* DESCRIPTION OF THE TASK *
Produce an exact copy of all the data below, dropping every image.

(Part of a data file)
#####

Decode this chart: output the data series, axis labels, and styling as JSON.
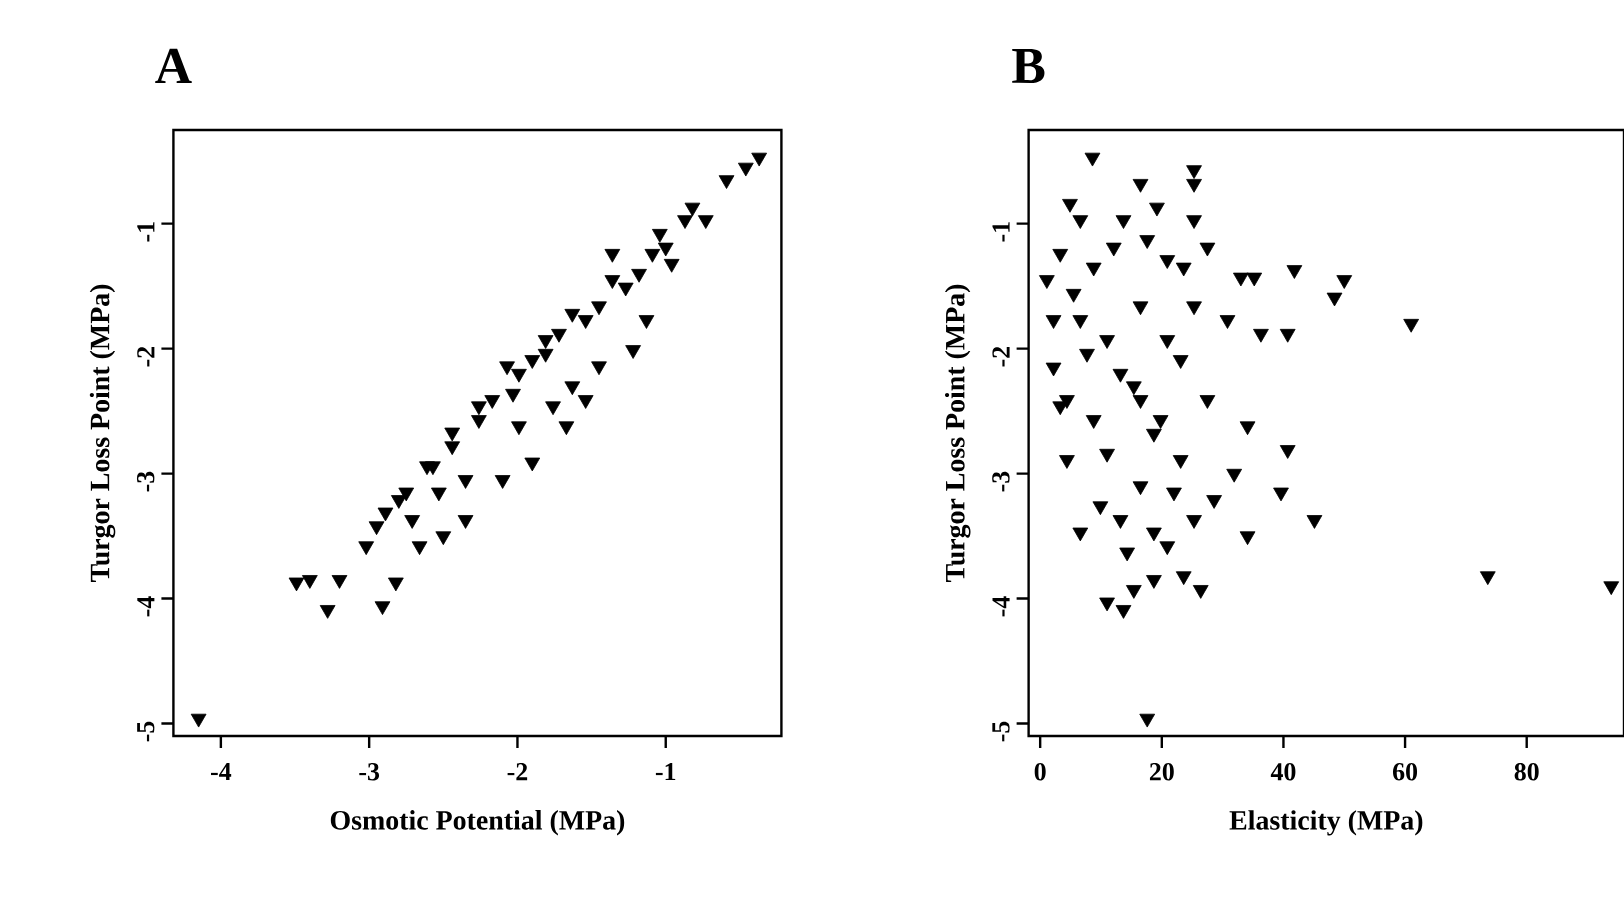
{
  "chart_data": [
    {
      "type": "scatter",
      "title": "A",
      "xlabel": "Osmotic Potential (MPa)",
      "ylabel": "Turgor Loss Point (MPa)",
      "color": "#000000",
      "marker": "triangle",
      "xlim": [
        -4.32,
        -0.22
      ],
      "ylim": [
        -5.1,
        -0.25
      ],
      "xticks": [
        -4,
        -3,
        -2,
        -1
      ],
      "yticks": [
        -5,
        -4,
        -3,
        -2,
        -1
      ],
      "x": [
        -4.15,
        -3.49,
        -3.4,
        -3.28,
        -3.2,
        -2.91,
        -2.82,
        -3.02,
        -2.95,
        -2.8,
        -2.66,
        -2.5,
        -2.35,
        -2.61,
        -2.44,
        -2.26,
        -2.1,
        -1.9,
        -2.03,
        -2.07,
        -1.81,
        -1.63,
        -1.54,
        -1.67,
        -1.45,
        -1.22,
        -1.13,
        -1.36,
        -1.09,
        -0.96,
        -0.87,
        -0.73,
        -0.59,
        -0.37,
        -0.46,
        -2.44,
        -2.26,
        -1.99,
        -1.81,
        -1.54,
        -1.27,
        -1.0,
        -2.57,
        -2.75,
        -2.89,
        -2.17,
        -1.9,
        -1.72,
        -1.45,
        -1.18,
        -1.99,
        -1.76,
        -2.35,
        -2.53,
        -2.71,
        -1.63,
        -1.36,
        -1.04,
        -0.82
      ],
      "values": [
        -4.96,
        -3.87,
        -3.85,
        -4.09,
        -3.85,
        -4.06,
        -3.87,
        -3.58,
        -3.42,
        -3.21,
        -3.58,
        -3.5,
        -3.37,
        -2.94,
        -2.78,
        -2.57,
        -3.05,
        -2.91,
        -2.36,
        -2.14,
        -1.93,
        -2.3,
        -2.41,
        -2.62,
        -2.14,
        -2.01,
        -1.77,
        -1.45,
        -1.24,
        -1.32,
        -0.97,
        -0.97,
        -0.65,
        -0.47,
        -0.55,
        -2.67,
        -2.46,
        -2.2,
        -2.04,
        -1.77,
        -1.51,
        -1.19,
        -2.94,
        -3.15,
        -3.31,
        -2.41,
        -2.09,
        -1.88,
        -1.66,
        -1.4,
        -2.62,
        -2.46,
        -3.05,
        -3.15,
        -3.37,
        -1.72,
        -1.24,
        -1.08,
        -0.87
      ]
    },
    {
      "type": "scatter",
      "title": "B",
      "xlabel": "Elasticity (MPa)",
      "ylabel": "Turgor Loss Point (MPa)",
      "color": "#000000",
      "marker": "triangle",
      "xlim": [
        -1.9,
        96
      ],
      "ylim": [
        -5.1,
        -0.25
      ],
      "xticks": [
        0,
        20,
        40,
        60,
        80
      ],
      "yticks": [
        -5,
        -4,
        -3,
        -2,
        -1
      ],
      "x": [
        8.6,
        16.5,
        25.3,
        25.3,
        19.2,
        25.3,
        13.7,
        4.9,
        6.6,
        17.6,
        20.9,
        23.6,
        27.5,
        33.0,
        35.2,
        41.8,
        48.4,
        50.0,
        61.0,
        73.6,
        93.9,
        17.6,
        2.2,
        1.1,
        3.3,
        5.5,
        8.8,
        12.1,
        16.5,
        25.3,
        30.8,
        36.3,
        40.7,
        20.9,
        7.7,
        4.4,
        13.2,
        23.1,
        8.8,
        16.5,
        27.5,
        34.1,
        40.7,
        4.4,
        11.0,
        18.7,
        23.1,
        31.9,
        28.6,
        39.6,
        45.1,
        34.1,
        6.6,
        13.2,
        14.3,
        18.7,
        20.9,
        25.3,
        11.0,
        13.7,
        15.4,
        18.7,
        23.6,
        26.4,
        9.9,
        16.5,
        22.0,
        2.2,
        6.6,
        11.0,
        15.4,
        19.8,
        3.3
      ],
      "values": [
        -0.47,
        -0.68,
        -0.57,
        -0.68,
        -0.87,
        -0.97,
        -0.97,
        -0.84,
        -0.97,
        -1.13,
        -1.29,
        -1.35,
        -1.19,
        -1.43,
        -1.43,
        -1.37,
        -1.59,
        -1.45,
        -1.8,
        -3.82,
        -3.9,
        -4.96,
        -1.77,
        -1.45,
        -1.24,
        -1.56,
        -1.35,
        -1.19,
        -1.66,
        -1.66,
        -1.77,
        -1.88,
        -1.88,
        -1.93,
        -2.04,
        -2.41,
        -2.2,
        -2.09,
        -2.57,
        -2.41,
        -2.41,
        -2.62,
        -2.81,
        -2.89,
        -2.84,
        -2.68,
        -2.89,
        -3.0,
        -3.21,
        -3.15,
        -3.37,
        -3.5,
        -3.47,
        -3.37,
        -3.63,
        -3.47,
        -3.58,
        -3.37,
        -4.03,
        -4.09,
        -3.93,
        -3.85,
        -3.82,
        -3.93,
        -3.26,
        -3.1,
        -3.15,
        -2.15,
        -1.77,
        -1.93,
        -2.3,
        -2.57,
        -2.46
      ]
    }
  ]
}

#####

* TASK OUTPUT *
Decode this chart: output the data series, axis labels, and styling as JSON.
{
  "chart_data": [
    {
      "type": "scatter",
      "title": "A",
      "xlabel": "Osmotic Potential (MPa)",
      "ylabel": "Turgor Loss Point (MPa)",
      "color": "#000000",
      "marker": "triangle",
      "xlim": [
        -4.32,
        -0.22
      ],
      "ylim": [
        -5.1,
        -0.25
      ],
      "xticks": [
        -4,
        -3,
        -2,
        -1
      ],
      "yticks": [
        -5,
        -4,
        -3,
        -2,
        -1
      ],
      "x": [
        -4.15,
        -3.49,
        -3.4,
        -3.28,
        -3.2,
        -2.91,
        -2.82,
        -3.02,
        -2.95,
        -2.8,
        -2.66,
        -2.5,
        -2.35,
        -2.61,
        -2.44,
        -2.26,
        -2.1,
        -1.9,
        -2.03,
        -2.07,
        -1.81,
        -1.63,
        -1.54,
        -1.67,
        -1.45,
        -1.22,
        -1.13,
        -1.36,
        -1.09,
        -0.96,
        -0.87,
        -0.73,
        -0.59,
        -0.37,
        -0.46,
        -2.44,
        -2.26,
        -1.99,
        -1.81,
        -1.54,
        -1.27,
        -1.0,
        -2.57,
        -2.75,
        -2.89,
        -2.17,
        -1.9,
        -1.72,
        -1.45,
        -1.18,
        -1.99,
        -1.76,
        -2.35,
        -2.53,
        -2.71,
        -1.63,
        -1.36,
        -1.04,
        -0.82
      ],
      "values": [
        -4.96,
        -3.87,
        -3.85,
        -4.09,
        -3.85,
        -4.06,
        -3.87,
        -3.58,
        -3.42,
        -3.21,
        -3.58,
        -3.5,
        -3.37,
        -2.94,
        -2.78,
        -2.57,
        -3.05,
        -2.91,
        -2.36,
        -2.14,
        -1.93,
        -2.3,
        -2.41,
        -2.62,
        -2.14,
        -2.01,
        -1.77,
        -1.45,
        -1.24,
        -1.32,
        -0.97,
        -0.97,
        -0.65,
        -0.47,
        -0.55,
        -2.67,
        -2.46,
        -2.2,
        -2.04,
        -1.77,
        -1.51,
        -1.19,
        -2.94,
        -3.15,
        -3.31,
        -2.41,
        -2.09,
        -1.88,
        -1.66,
        -1.4,
        -2.62,
        -2.46,
        -3.05,
        -3.15,
        -3.37,
        -1.72,
        -1.24,
        -1.08,
        -0.87
      ]
    },
    {
      "type": "scatter",
      "title": "B",
      "xlabel": "Elasticity (MPa)",
      "ylabel": "Turgor Loss Point (MPa)",
      "color": "#000000",
      "marker": "triangle",
      "xlim": [
        -1.9,
        96
      ],
      "ylim": [
        -5.1,
        -0.25
      ],
      "xticks": [
        0,
        20,
        40,
        60,
        80
      ],
      "yticks": [
        -5,
        -4,
        -3,
        -2,
        -1
      ],
      "x": [
        8.6,
        16.5,
        25.3,
        25.3,
        19.2,
        25.3,
        13.7,
        4.9,
        6.6,
        17.6,
        20.9,
        23.6,
        27.5,
        33.0,
        35.2,
        41.8,
        48.4,
        50.0,
        61.0,
        73.6,
        93.9,
        17.6,
        2.2,
        1.1,
        3.3,
        5.5,
        8.8,
        12.1,
        16.5,
        25.3,
        30.8,
        36.3,
        40.7,
        20.9,
        7.7,
        4.4,
        13.2,
        23.1,
        8.8,
        16.5,
        27.5,
        34.1,
        40.7,
        4.4,
        11.0,
        18.7,
        23.1,
        31.9,
        28.6,
        39.6,
        45.1,
        34.1,
        6.6,
        13.2,
        14.3,
        18.7,
        20.9,
        25.3,
        11.0,
        13.7,
        15.4,
        18.7,
        23.6,
        26.4,
        9.9,
        16.5,
        22.0,
        2.2,
        6.6,
        11.0,
        15.4,
        19.8,
        3.3
      ],
      "values": [
        -0.47,
        -0.68,
        -0.57,
        -0.68,
        -0.87,
        -0.97,
        -0.97,
        -0.84,
        -0.97,
        -1.13,
        -1.29,
        -1.35,
        -1.19,
        -1.43,
        -1.43,
        -1.37,
        -1.59,
        -1.45,
        -1.8,
        -3.82,
        -3.9,
        -4.96,
        -1.77,
        -1.45,
        -1.24,
        -1.56,
        -1.35,
        -1.19,
        -1.66,
        -1.66,
        -1.77,
        -1.88,
        -1.88,
        -1.93,
        -2.04,
        -2.41,
        -2.2,
        -2.09,
        -2.57,
        -2.41,
        -2.41,
        -2.62,
        -2.81,
        -2.89,
        -2.84,
        -2.68,
        -2.89,
        -3.0,
        -3.21,
        -3.15,
        -3.37,
        -3.5,
        -3.47,
        -3.37,
        -3.63,
        -3.47,
        -3.58,
        -3.37,
        -4.03,
        -4.09,
        -3.93,
        -3.85,
        -3.82,
        -3.93,
        -3.26,
        -3.1,
        -3.15,
        -2.15,
        -1.77,
        -1.93,
        -2.3,
        -2.57,
        -2.46
      ]
    }
  ]
}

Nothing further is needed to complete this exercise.